What needs to be done: Your task is to output the entries below word for word.

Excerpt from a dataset
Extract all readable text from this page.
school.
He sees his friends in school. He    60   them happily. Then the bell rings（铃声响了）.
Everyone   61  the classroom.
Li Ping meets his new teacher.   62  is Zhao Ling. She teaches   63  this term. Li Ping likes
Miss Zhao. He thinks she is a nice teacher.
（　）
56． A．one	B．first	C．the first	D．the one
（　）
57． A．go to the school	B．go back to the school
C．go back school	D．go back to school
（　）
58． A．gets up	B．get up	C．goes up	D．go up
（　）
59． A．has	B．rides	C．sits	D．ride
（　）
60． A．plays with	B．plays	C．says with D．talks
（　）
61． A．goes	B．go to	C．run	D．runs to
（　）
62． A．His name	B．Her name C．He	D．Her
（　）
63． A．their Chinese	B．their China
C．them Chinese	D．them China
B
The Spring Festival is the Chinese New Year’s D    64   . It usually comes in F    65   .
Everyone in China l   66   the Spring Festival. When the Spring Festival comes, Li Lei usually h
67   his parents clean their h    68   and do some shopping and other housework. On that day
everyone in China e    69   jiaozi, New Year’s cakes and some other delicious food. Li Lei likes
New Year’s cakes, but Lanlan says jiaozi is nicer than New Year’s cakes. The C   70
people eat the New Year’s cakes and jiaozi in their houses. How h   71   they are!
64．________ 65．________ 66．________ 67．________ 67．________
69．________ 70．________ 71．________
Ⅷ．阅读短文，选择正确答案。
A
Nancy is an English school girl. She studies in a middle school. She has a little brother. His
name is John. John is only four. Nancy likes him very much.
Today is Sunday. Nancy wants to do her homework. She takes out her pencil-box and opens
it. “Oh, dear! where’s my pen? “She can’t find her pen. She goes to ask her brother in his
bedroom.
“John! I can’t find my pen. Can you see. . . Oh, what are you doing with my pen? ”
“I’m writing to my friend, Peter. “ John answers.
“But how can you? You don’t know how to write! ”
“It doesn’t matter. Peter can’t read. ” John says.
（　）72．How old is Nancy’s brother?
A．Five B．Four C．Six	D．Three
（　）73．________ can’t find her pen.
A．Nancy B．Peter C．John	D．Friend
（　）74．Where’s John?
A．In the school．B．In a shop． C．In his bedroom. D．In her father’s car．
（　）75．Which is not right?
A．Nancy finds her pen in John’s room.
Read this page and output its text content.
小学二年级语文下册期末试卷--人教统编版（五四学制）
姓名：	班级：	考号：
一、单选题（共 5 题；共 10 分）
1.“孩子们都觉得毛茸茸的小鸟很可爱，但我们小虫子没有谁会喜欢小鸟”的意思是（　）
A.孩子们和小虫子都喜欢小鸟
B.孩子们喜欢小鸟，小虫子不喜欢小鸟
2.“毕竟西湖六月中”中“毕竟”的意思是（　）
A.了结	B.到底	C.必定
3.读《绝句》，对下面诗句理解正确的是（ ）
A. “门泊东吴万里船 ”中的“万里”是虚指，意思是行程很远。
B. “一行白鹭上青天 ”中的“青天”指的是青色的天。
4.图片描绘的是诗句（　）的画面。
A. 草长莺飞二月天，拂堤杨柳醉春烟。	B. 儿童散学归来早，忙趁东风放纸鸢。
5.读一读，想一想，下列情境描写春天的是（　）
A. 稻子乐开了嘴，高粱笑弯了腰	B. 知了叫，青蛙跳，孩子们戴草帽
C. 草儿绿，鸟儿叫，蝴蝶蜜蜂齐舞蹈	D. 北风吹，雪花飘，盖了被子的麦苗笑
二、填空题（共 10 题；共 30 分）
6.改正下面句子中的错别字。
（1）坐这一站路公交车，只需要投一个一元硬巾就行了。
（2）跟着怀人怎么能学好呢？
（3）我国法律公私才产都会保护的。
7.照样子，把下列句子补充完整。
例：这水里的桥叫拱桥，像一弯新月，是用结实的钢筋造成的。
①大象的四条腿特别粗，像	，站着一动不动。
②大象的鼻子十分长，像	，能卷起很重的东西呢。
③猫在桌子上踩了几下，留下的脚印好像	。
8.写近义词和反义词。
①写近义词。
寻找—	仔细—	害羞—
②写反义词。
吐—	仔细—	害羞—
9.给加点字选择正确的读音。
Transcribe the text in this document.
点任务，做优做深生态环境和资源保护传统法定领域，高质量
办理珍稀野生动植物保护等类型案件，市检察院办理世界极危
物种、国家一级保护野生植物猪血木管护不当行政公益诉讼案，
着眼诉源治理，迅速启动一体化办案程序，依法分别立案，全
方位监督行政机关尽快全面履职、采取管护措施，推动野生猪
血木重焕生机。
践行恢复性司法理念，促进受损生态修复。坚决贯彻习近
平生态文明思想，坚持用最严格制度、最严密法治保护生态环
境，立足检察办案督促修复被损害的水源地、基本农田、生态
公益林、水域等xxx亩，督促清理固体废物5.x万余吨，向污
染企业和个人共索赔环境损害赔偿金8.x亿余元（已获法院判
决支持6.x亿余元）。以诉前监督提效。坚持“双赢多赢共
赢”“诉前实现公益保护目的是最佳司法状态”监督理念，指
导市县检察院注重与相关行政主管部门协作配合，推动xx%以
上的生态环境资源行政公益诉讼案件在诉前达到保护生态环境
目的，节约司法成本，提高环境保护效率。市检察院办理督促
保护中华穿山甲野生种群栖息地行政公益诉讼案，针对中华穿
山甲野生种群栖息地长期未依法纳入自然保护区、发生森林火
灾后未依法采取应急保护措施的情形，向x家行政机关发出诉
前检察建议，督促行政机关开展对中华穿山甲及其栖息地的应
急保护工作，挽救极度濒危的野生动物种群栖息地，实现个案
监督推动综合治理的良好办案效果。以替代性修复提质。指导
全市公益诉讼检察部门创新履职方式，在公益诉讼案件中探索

Expected answer:
Extract all readable text from this page.
school.
He sees his friends in school. He    60   them happily. Then the bell rings（铃声响了）.
Everyone   61  the classroom.
Li Ping meets his new teacher.   62  is Zhao Ling. She teaches   63  this term. Li Ping likes
Miss Zhao. He thinks she is a nice teacher.
（　）
56． A．one	B．first	C．the first	D．the one
（　）
57． A．go to the school	B．go back to the school
C．go back school	D．go back to school
（　）
58． A．gets up	B．get up	C．goes up	D．go up
（　）
59． A．has	B．rides	C．sits	D．ride
（　）
60． A．plays with	B．plays	C．says with D．talks
（　）
61． A．goes	B．go to	C．run	D．runs to
（　）
62． A．His name	B．Her name C．He	D．Her
（　）
63． A．their Chinese	B．their China
C．them Chinese	D．them China
B
The Spring Festival is the Chinese New Year’s D    64   . It usually comes in F    65   .
Everyone in China l   66   the Spring Festival. When the Spring Festival comes, Li Lei usually h
67   his parents clean their h    68   and do some shopping and other housework. On that day
everyone in China e    69   jiaozi, New Year’s cakes and some other delicious food. Li Lei likes
New Year’s cakes, but Lanlan says jiaozi is nicer than New Year’s cakes. The C   70
people eat the New Year’s cakes and jiaozi in their houses. How h   71   they are!
64．________ 65．________ 66．________ 67．________ 67．________
69．________ 70．________ 71．________
Ⅷ．阅读短文，选择正确答案。
A
Nancy is an English school girl. She studies in a middle school. She has a little brother. His
name is John. John is only four. Nancy likes him very much.
Today is Sunday. Nancy wants to do her homework. She takes out her pencil-box and opens
it. “Oh, dear! where’s my pen? “She can’t find her pen. She goes to ask her brother in his
bedroom.
“John! I can’t find my pen. Can you see. . . Oh, what are you doing with my pen? ”
“I’m writing to my friend, Peter. “ John answers.
“But how can you? You don’t know how to write! ”
“It doesn’t matter. Peter can’t read. ” John says.
（　）72．How old is Nancy’s brother?
A．Five B．Four C．Six	D．Three
（　）73．________ can’t find her pen.
A．Nancy B．Peter C．John	D．Friend
（　）74．Where’s John?
A．In the school．B．In a shop． C．In his bedroom. D．In her father’s car．
（　）75．Which is not right?
A．Nancy finds her pen in John’s room.
Read this page and output its text content.
小学二年级语文下册期末试卷--人教统编版（五四学制）
姓名：	班级：	考号：
一、单选题（共 5 题；共 10 分）
1.“孩子们都觉得毛茸茸的小鸟很可爱，但我们小虫子没有谁会喜欢小鸟”的意思是（　）
A.孩子们和小虫子都喜欢小鸟
B.孩子们喜欢小鸟，小虫子不喜欢小鸟
2.“毕竟西湖六月中”中“毕竟”的意思是（　）
A.了结	B.到底	C.必定
3.读《绝句》，对下面诗句理解正确的是（ ）
A. “门泊东吴万里船 ”中的“万里”是虚指，意思是行程很远。
B. “一行白鹭上青天 ”中的“青天”指的是青色的天。
4.图片描绘的是诗句（　）的画面。
A. 草长莺飞二月天，拂堤杨柳醉春烟。	B. 儿童散学归来早，忙趁东风放纸鸢。
5.读一读，想一想，下列情境描写春天的是（　）
A. 稻子乐开了嘴，高粱笑弯了腰	B. 知了叫，青蛙跳，孩子们戴草帽
C. 草儿绿，鸟儿叫，蝴蝶蜜蜂齐舞蹈	D. 北风吹，雪花飘，盖了被子的麦苗笑
二、填空题（共 10 题；共 30 分）
6.改正下面句子中的错别字。
（1）坐这一站路公交车，只需要投一个一元硬巾就行了。
（2）跟着怀人怎么能学好呢？
（3）我国法律公私才产都会保护的。
7.照样子，把下列句子补充完整。
例：这水里的桥叫拱桥，像一弯新月，是用结实的钢筋造成的。
①大象的四条腿特别粗，像	，站着一动不动。
②大象的鼻子十分长，像	，能卷起很重的东西呢。
③猫在桌子上踩了几下，留下的脚印好像	。
8.写近义词和反义词。
①写近义词。
寻找—	仔细—	害羞—
②写反义词。
吐—	仔细—	害羞—
9.给加点字选择正确的读音。
Transcribe the text in this document.
点任务，做优做深生态环境和资源保护传统法定领域，高质量
办理珍稀野生动植物保护等类型案件，市检察院办理世界极危
物种、国家一级保护野生植物猪血木管护不当行政公益诉讼案，
着眼诉源治理，迅速启动一体化办案程序，依法分别立案，全
方位监督行政机关尽快全面履职、采取管护措施，推动野生猪
血木重焕生机。
践行恢复性司法理念，促进受损生态修复。坚决贯彻习近
平生态文明思想，坚持用最严格制度、最严密法治保护生态环
境，立足检察办案督促修复被损害的水源地、基本农田、生态
公益林、水域等xxx亩，督促清理固体废物5.x万余吨，向污
染企业和个人共索赔环境损害赔偿金8.x亿余元（已获法院判
决支持6.x亿余元）。以诉前监督提效。坚持“双赢多赢共
赢”“诉前实现公益保护目的是最佳司法状态”监督理念，指
导市县检察院注重与相关行政主管部门协作配合，推动xx%以
上的生态环境资源行政公益诉讼案件在诉前达到保护生态环境
目的，节约司法成本，提高环境保护效率。市检察院办理督促
保护中华穿山甲野生种群栖息地行政公益诉讼案，针对中华穿
山甲野生种群栖息地长期未依法纳入自然保护区、发生森林火
灾后未依法采取应急保护措施的情形，向x家行政机关发出诉
前检察建议，督促行政机关开展对中华穿山甲及其栖息地的应
急保护工作，挽救极度濒危的野生动物种群栖息地，实现个案
监督推动综合治理的良好办案效果。以替代性修复提质。指导
全市公益诉讼检察部门创新履职方式，在公益诉讼案件中探索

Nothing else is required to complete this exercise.